■ GIVEN PROBLEM: From the listing below, tally the lines that include "systém". Return only the total.

■ TASK DATA:
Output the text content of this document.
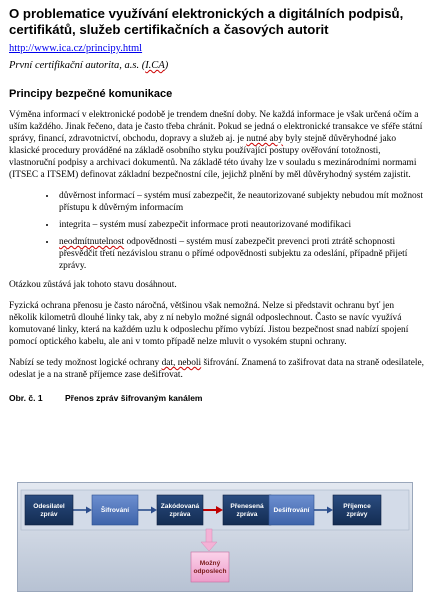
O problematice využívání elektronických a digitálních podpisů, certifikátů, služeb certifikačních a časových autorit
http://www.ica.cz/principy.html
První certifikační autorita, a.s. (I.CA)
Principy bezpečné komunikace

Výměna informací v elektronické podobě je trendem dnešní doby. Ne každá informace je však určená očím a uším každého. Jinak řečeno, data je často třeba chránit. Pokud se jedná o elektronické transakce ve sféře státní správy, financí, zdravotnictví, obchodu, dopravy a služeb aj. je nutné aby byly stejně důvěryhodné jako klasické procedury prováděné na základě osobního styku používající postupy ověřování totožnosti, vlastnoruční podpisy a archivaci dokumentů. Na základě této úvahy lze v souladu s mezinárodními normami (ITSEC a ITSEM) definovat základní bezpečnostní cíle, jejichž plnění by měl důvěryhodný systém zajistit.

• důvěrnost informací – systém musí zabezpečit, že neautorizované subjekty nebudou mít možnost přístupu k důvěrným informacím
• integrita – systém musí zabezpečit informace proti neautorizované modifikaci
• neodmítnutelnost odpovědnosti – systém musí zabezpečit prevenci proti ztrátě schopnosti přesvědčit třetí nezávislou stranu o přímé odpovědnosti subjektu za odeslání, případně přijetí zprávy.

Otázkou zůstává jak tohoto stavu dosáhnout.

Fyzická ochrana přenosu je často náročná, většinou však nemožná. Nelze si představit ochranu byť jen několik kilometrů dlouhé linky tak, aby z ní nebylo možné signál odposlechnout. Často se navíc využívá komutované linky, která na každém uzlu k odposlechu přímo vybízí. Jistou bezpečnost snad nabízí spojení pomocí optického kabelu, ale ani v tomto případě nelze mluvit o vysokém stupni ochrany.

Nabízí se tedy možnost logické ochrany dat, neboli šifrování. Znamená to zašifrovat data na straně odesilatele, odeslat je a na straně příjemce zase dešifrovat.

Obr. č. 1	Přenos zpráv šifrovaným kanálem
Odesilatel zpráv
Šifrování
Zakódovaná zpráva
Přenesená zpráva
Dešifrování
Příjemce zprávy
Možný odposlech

* * *

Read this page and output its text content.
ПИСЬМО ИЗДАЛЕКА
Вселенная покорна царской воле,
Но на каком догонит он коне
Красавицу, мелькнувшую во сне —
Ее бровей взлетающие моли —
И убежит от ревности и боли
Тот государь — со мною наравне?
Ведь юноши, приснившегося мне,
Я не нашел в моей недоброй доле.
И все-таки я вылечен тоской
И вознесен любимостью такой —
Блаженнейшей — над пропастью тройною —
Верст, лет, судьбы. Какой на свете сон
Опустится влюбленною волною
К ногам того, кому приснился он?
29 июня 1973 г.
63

■ EXERCISE SOLUTION: 4